● **Supplied entries**

((

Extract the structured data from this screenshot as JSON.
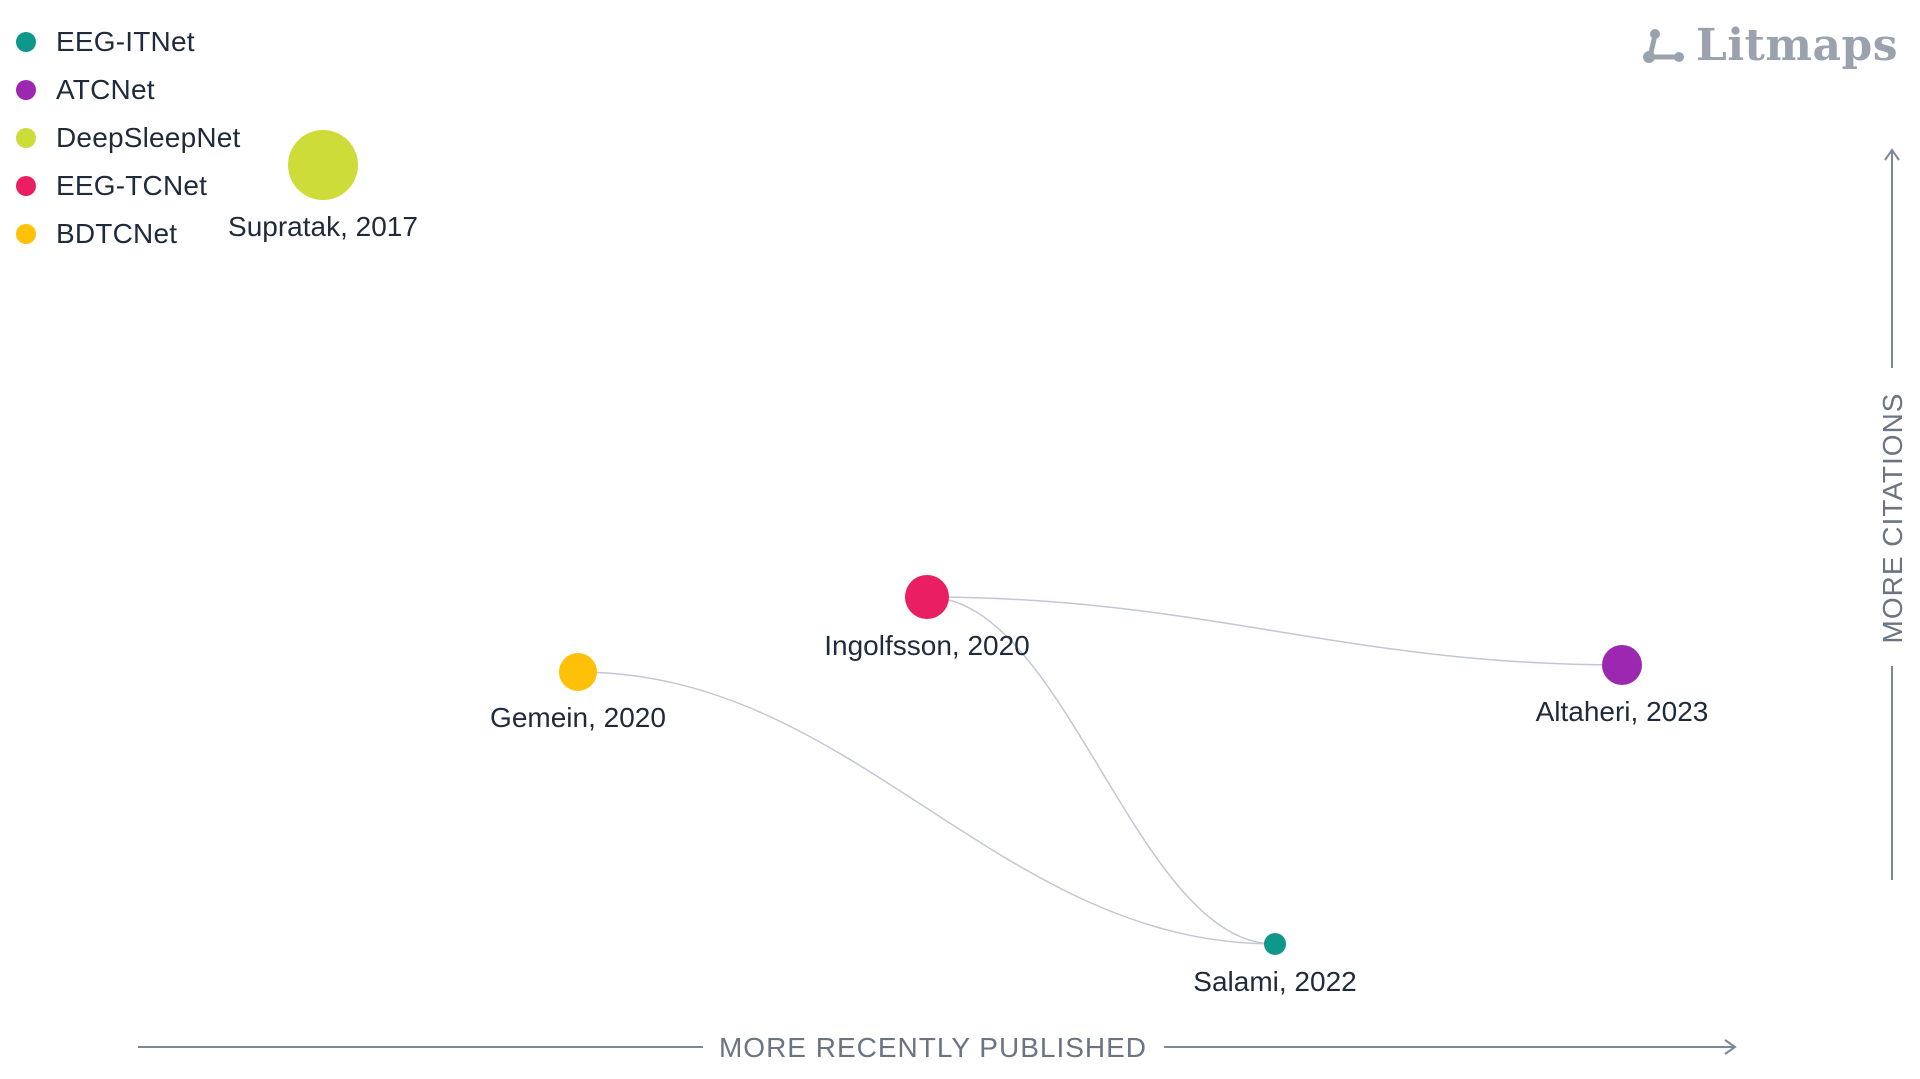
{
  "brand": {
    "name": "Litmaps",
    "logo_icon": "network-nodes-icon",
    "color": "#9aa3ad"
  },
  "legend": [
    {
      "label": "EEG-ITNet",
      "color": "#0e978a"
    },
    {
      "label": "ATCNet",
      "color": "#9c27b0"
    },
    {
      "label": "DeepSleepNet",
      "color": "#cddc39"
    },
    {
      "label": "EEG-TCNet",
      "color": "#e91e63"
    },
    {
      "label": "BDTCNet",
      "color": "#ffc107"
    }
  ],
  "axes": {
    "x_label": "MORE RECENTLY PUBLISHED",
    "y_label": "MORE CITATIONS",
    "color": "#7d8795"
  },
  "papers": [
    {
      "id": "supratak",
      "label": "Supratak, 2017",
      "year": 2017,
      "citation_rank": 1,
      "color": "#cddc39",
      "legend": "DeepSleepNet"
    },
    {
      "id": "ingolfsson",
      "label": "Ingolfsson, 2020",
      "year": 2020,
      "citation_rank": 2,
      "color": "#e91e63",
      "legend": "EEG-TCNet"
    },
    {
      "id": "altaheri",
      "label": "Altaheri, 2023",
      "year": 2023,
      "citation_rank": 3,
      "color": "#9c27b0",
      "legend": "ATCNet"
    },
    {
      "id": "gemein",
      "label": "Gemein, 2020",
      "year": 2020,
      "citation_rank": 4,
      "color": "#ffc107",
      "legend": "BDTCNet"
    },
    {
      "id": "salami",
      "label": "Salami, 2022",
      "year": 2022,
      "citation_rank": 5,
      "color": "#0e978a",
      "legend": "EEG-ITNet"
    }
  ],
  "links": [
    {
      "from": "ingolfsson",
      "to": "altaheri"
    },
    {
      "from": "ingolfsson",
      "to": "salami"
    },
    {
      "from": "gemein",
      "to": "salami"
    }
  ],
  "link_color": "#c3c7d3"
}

))

Look through the entries above. Extract each line with the word "MORE".

● **Correct output**
    "x_label": "MORE RECENTLY PUBLISHED",
    "y_label": "MORE CITATIONS",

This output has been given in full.